Wherever a line below holds the word "from", copy that line.

::::::::::

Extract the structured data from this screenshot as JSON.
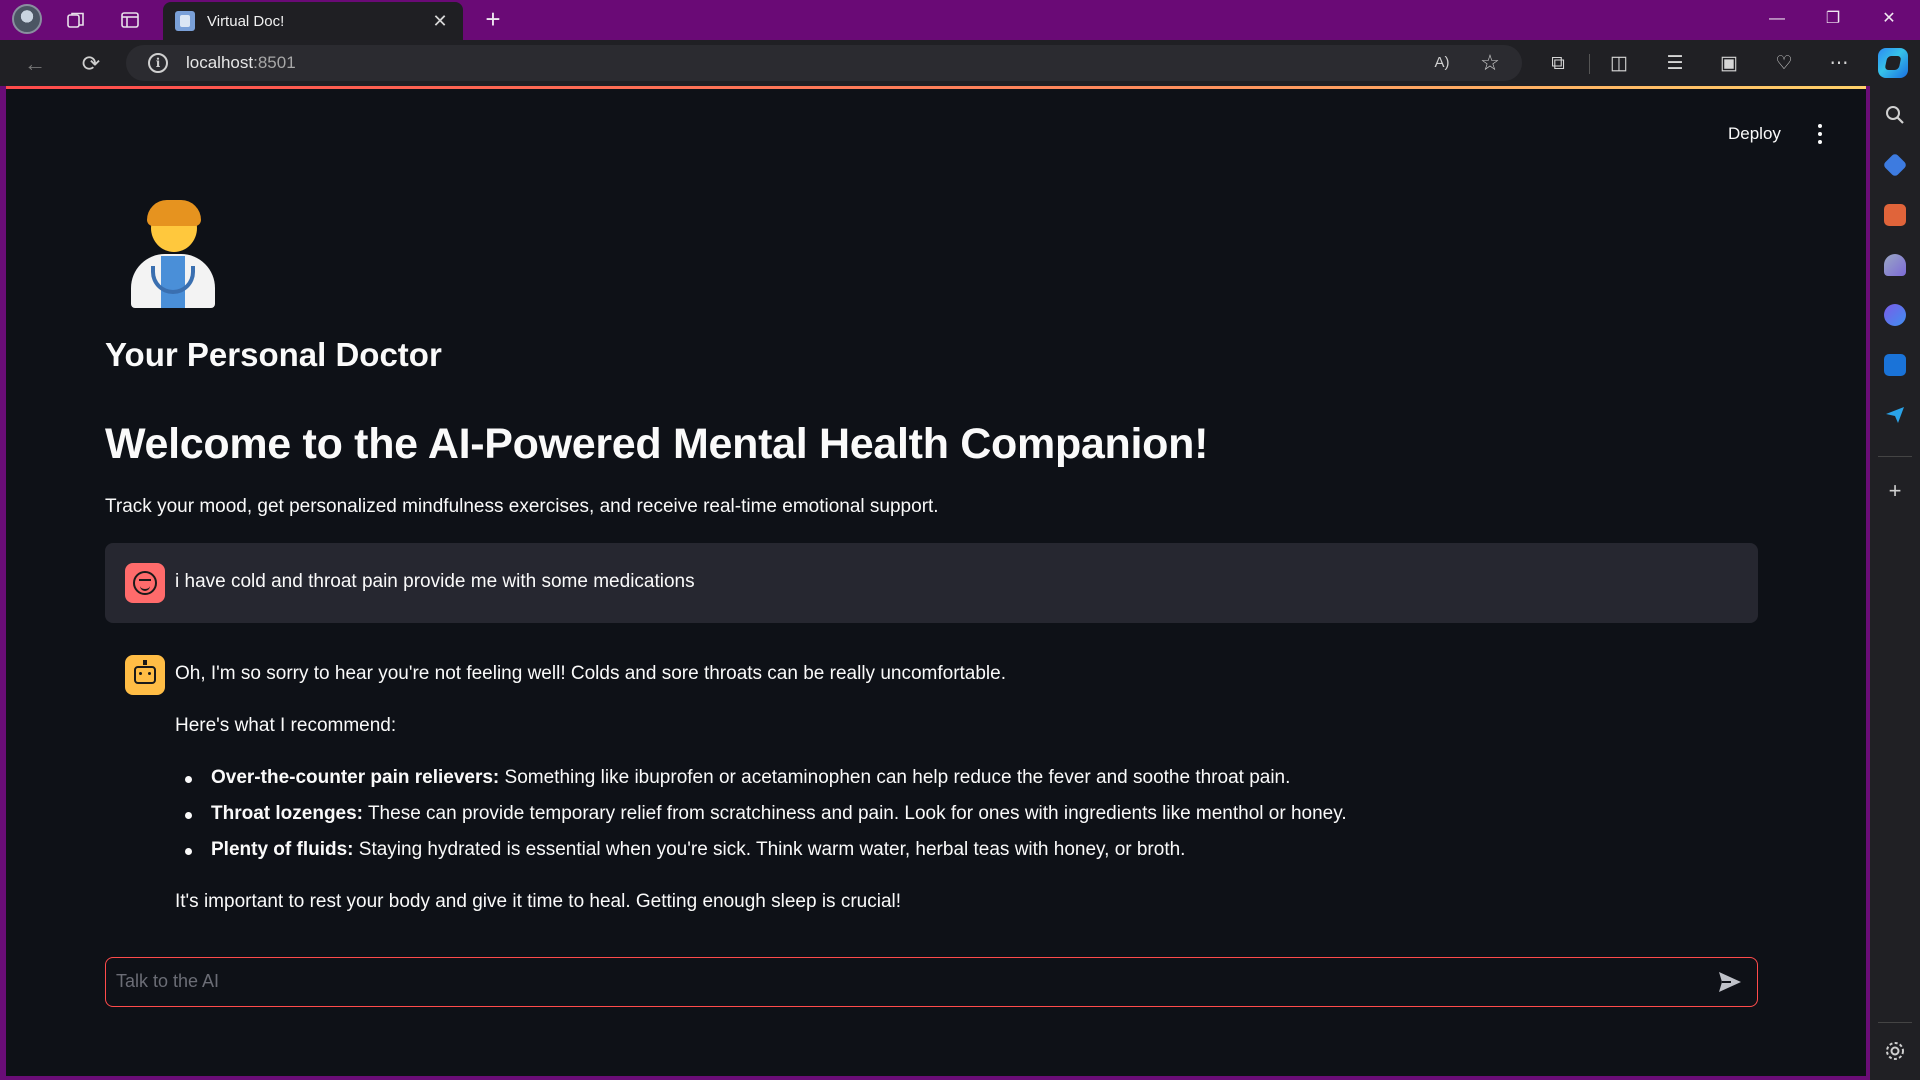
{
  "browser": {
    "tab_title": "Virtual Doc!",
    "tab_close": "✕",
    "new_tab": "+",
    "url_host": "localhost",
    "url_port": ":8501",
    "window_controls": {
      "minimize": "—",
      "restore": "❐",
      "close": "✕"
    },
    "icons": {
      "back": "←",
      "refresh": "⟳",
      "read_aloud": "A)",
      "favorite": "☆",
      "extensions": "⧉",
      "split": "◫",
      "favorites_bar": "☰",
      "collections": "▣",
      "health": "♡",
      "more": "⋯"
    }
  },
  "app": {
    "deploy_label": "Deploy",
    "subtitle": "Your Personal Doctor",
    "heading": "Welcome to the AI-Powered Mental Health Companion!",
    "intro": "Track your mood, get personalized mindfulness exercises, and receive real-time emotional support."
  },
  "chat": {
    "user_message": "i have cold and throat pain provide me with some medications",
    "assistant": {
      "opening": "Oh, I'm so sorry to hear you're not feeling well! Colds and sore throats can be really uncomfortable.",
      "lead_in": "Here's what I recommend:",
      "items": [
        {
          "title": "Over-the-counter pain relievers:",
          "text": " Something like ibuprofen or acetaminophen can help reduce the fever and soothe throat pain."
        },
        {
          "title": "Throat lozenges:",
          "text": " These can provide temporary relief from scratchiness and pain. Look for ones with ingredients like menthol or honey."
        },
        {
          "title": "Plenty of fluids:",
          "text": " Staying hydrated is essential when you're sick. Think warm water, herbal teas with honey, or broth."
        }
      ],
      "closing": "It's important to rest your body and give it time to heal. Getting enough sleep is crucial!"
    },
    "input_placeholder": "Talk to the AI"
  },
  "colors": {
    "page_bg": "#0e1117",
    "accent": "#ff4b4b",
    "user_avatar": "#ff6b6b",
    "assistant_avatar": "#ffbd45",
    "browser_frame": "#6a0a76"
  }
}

::::::::::

• RESULT:
Extract the structured data from this screenshot as JSON.
          "text": " These can provide temporary relief from scratchiness and pain. Look for ones with ingredients like menthol or honey."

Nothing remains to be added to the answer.